Records from a collection
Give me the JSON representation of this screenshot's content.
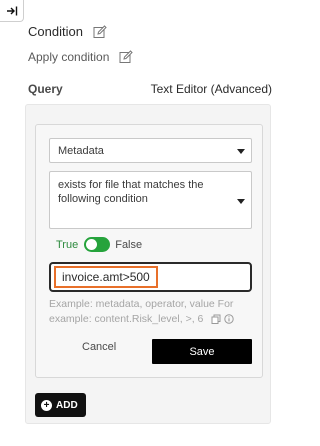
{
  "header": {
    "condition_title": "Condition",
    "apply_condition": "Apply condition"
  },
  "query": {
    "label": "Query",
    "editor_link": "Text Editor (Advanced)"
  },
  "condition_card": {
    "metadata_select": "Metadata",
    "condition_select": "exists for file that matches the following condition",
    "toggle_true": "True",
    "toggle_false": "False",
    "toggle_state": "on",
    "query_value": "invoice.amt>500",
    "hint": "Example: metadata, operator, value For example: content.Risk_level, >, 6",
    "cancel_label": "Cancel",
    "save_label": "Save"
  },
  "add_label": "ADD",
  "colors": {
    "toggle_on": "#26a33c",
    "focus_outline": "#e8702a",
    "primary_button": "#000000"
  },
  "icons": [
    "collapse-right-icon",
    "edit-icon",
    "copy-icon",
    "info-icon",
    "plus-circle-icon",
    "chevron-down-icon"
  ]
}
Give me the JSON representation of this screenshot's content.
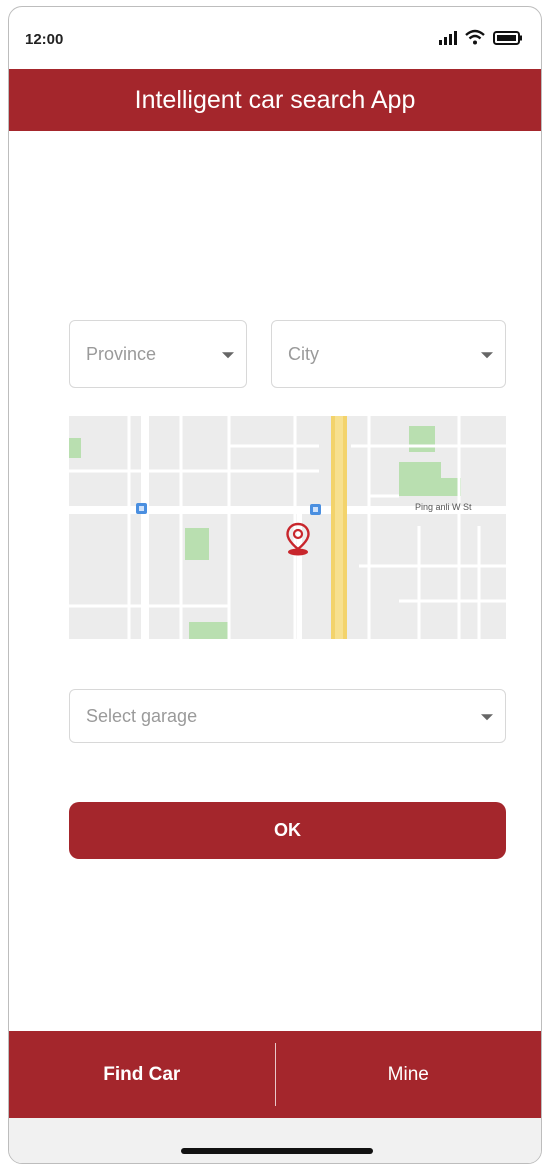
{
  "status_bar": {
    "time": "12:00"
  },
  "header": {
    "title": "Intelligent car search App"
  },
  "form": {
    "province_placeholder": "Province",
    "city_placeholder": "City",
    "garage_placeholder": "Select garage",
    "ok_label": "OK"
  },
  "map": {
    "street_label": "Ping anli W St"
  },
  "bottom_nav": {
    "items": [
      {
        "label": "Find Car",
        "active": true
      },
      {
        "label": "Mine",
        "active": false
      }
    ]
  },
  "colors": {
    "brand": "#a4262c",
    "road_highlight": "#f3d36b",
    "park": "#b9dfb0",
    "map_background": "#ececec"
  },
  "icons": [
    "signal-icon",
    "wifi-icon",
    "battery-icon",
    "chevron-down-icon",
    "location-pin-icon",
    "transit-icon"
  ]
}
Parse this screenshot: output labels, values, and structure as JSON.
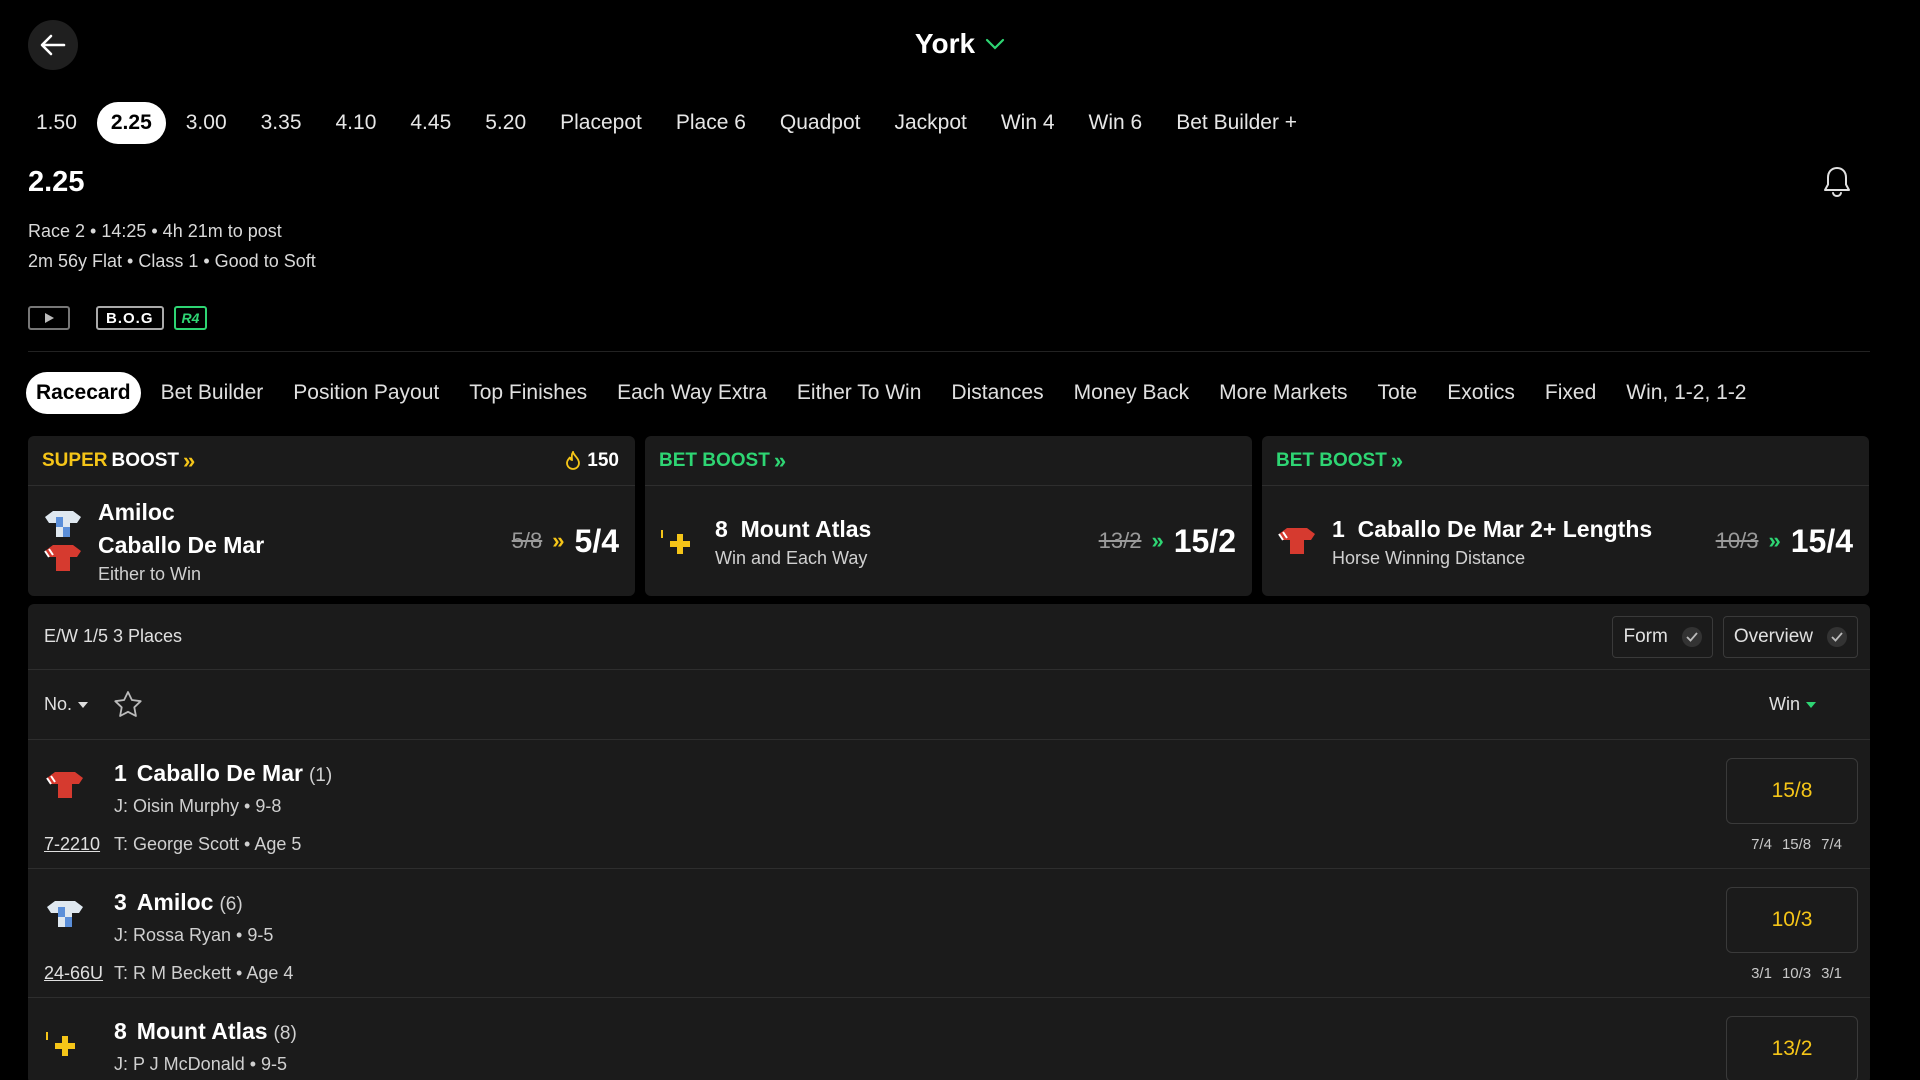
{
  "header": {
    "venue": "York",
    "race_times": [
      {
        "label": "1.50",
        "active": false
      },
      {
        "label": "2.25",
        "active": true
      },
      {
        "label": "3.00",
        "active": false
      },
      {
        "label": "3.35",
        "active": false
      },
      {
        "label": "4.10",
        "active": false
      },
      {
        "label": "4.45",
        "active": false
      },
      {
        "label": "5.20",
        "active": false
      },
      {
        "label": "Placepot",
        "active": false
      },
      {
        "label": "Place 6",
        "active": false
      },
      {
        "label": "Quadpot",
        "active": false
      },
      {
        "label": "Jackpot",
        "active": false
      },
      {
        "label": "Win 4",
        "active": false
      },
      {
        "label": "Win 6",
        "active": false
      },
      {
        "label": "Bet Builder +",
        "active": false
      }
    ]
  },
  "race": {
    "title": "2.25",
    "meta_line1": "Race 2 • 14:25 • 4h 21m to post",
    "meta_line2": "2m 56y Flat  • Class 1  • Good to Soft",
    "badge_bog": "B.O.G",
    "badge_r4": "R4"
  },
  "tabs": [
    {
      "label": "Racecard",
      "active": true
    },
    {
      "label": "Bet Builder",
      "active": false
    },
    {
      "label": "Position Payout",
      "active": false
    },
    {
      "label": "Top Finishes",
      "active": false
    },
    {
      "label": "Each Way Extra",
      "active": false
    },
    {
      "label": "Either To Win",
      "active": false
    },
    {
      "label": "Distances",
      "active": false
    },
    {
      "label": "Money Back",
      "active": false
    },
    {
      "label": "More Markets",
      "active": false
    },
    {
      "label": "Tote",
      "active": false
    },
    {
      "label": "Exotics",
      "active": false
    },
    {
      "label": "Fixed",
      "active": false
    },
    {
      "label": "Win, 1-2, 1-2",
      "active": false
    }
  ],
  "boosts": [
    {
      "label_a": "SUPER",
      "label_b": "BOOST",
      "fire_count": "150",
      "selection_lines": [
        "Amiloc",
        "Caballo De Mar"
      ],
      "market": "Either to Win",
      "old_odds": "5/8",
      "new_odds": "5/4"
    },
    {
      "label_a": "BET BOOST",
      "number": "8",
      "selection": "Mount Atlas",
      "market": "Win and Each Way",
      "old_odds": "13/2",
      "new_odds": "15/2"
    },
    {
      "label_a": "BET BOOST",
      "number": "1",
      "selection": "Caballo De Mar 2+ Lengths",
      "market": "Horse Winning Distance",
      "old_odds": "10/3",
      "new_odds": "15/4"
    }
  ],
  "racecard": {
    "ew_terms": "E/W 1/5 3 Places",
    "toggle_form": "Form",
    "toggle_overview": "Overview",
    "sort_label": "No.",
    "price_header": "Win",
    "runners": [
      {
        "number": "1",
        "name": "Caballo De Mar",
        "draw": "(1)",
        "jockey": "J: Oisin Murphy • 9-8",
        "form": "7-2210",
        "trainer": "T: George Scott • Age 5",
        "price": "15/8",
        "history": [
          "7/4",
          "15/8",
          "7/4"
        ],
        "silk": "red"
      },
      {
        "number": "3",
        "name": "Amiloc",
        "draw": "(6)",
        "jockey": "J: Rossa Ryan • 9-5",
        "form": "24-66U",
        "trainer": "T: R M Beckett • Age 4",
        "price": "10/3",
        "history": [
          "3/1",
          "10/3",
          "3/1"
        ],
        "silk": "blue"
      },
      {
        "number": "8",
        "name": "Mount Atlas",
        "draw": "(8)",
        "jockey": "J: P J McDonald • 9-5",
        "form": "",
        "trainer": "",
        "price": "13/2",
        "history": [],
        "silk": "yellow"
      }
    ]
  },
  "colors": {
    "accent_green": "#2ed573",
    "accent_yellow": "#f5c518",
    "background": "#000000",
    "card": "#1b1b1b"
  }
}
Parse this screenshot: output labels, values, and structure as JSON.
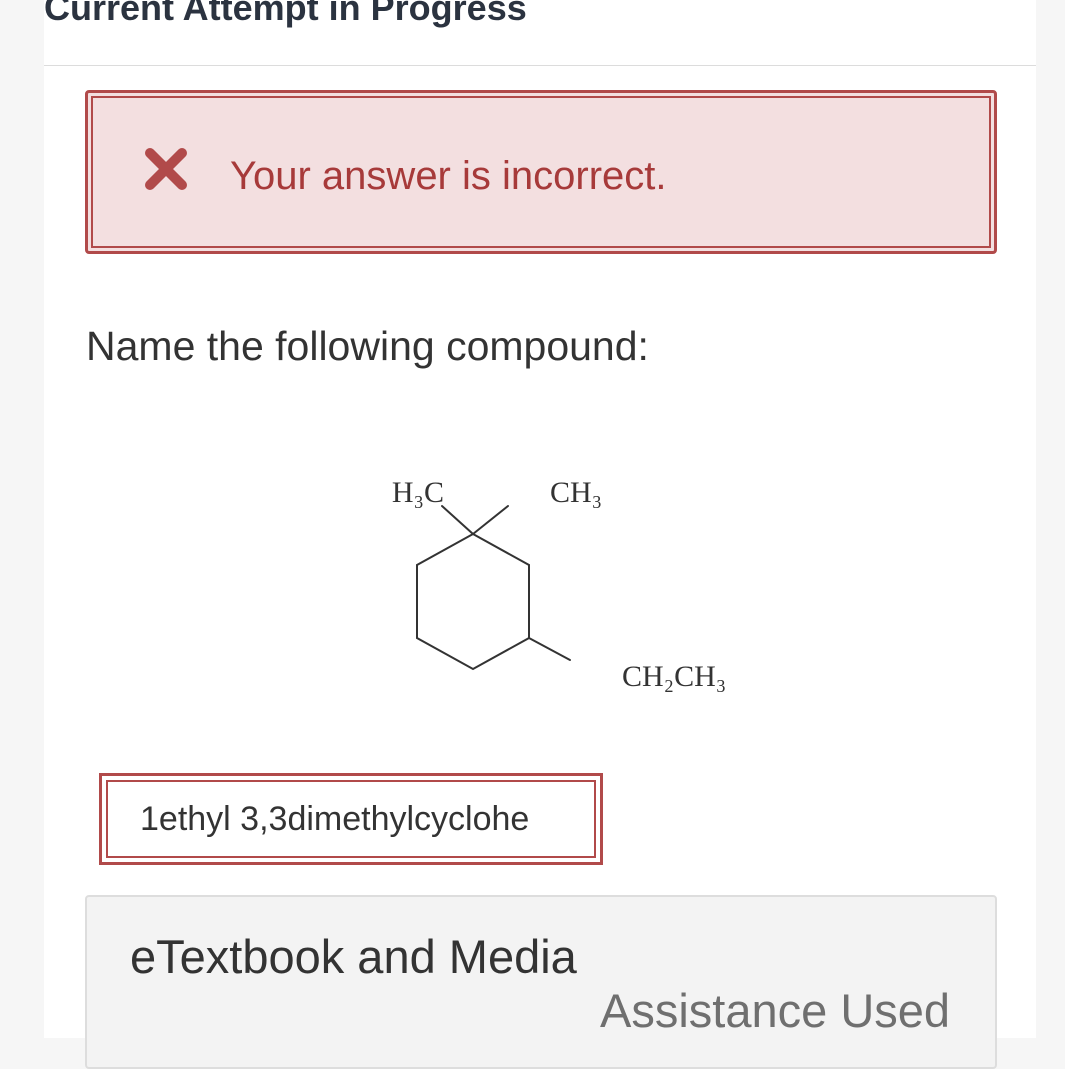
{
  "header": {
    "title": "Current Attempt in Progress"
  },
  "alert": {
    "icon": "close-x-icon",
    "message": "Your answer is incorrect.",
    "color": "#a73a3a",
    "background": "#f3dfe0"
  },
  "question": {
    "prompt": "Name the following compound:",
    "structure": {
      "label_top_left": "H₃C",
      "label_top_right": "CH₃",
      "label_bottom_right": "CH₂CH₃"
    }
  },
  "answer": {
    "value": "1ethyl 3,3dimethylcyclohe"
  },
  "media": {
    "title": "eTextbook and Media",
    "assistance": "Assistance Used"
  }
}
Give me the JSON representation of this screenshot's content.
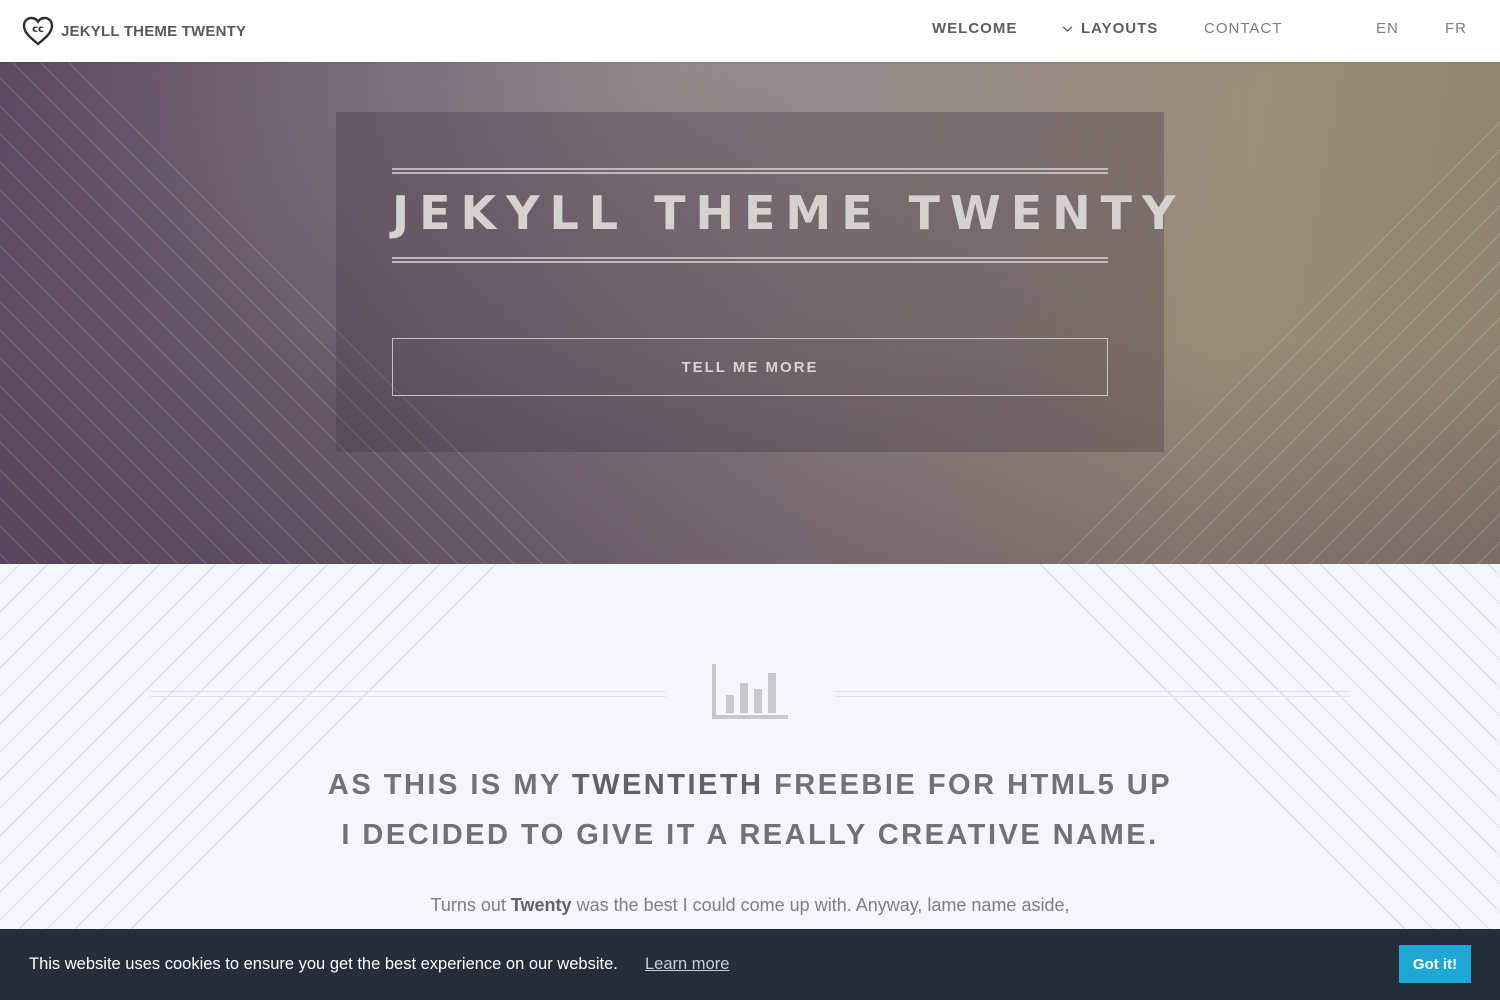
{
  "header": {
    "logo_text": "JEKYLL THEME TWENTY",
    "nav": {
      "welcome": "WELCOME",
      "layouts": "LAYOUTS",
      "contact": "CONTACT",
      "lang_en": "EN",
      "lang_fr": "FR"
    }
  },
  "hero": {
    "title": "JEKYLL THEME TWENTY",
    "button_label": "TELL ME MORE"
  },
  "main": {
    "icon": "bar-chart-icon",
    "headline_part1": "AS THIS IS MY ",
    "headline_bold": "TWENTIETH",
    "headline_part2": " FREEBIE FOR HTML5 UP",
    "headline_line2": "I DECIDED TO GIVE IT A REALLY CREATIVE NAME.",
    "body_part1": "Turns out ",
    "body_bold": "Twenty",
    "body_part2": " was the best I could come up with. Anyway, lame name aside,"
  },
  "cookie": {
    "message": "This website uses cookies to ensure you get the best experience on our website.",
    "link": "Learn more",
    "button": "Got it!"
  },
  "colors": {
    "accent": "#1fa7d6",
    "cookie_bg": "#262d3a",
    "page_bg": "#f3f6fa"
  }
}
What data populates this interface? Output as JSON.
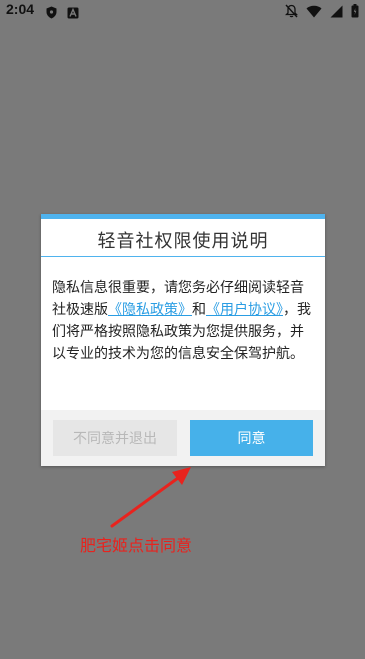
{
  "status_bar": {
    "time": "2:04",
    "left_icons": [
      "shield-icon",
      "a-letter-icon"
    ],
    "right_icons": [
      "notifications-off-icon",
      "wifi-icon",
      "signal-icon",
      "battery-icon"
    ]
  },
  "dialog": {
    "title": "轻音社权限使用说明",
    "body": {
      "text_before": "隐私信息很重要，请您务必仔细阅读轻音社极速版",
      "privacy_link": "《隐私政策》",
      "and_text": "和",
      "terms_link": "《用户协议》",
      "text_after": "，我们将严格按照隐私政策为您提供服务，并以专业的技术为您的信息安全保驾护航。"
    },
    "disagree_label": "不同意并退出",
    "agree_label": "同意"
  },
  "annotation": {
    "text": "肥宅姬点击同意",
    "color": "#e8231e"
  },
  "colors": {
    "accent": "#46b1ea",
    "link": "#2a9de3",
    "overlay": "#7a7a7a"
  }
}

TASK OBJECTIVE
Retype verbatim only the lines beginning with the line that contains "What data populates" and ending with the last line of the listing above; pictures are to be excluded.

EXERCISE RESULT
What data populates this interface? Output as JSON.
{
  "status_bar": {
    "time": "2:04",
    "left_icons": [
      "shield-icon",
      "a-letter-icon"
    ],
    "right_icons": [
      "notifications-off-icon",
      "wifi-icon",
      "signal-icon",
      "battery-icon"
    ]
  },
  "dialog": {
    "title": "轻音社权限使用说明",
    "body": {
      "text_before": "隐私信息很重要，请您务必仔细阅读轻音社极速版",
      "privacy_link": "《隐私政策》",
      "and_text": "和",
      "terms_link": "《用户协议》",
      "text_after": "，我们将严格按照隐私政策为您提供服务，并以专业的技术为您的信息安全保驾护航。"
    },
    "disagree_label": "不同意并退出",
    "agree_label": "同意"
  },
  "annotation": {
    "text": "肥宅姬点击同意",
    "color": "#e8231e"
  },
  "colors": {
    "accent": "#46b1ea",
    "link": "#2a9de3",
    "overlay": "#7a7a7a"
  }
}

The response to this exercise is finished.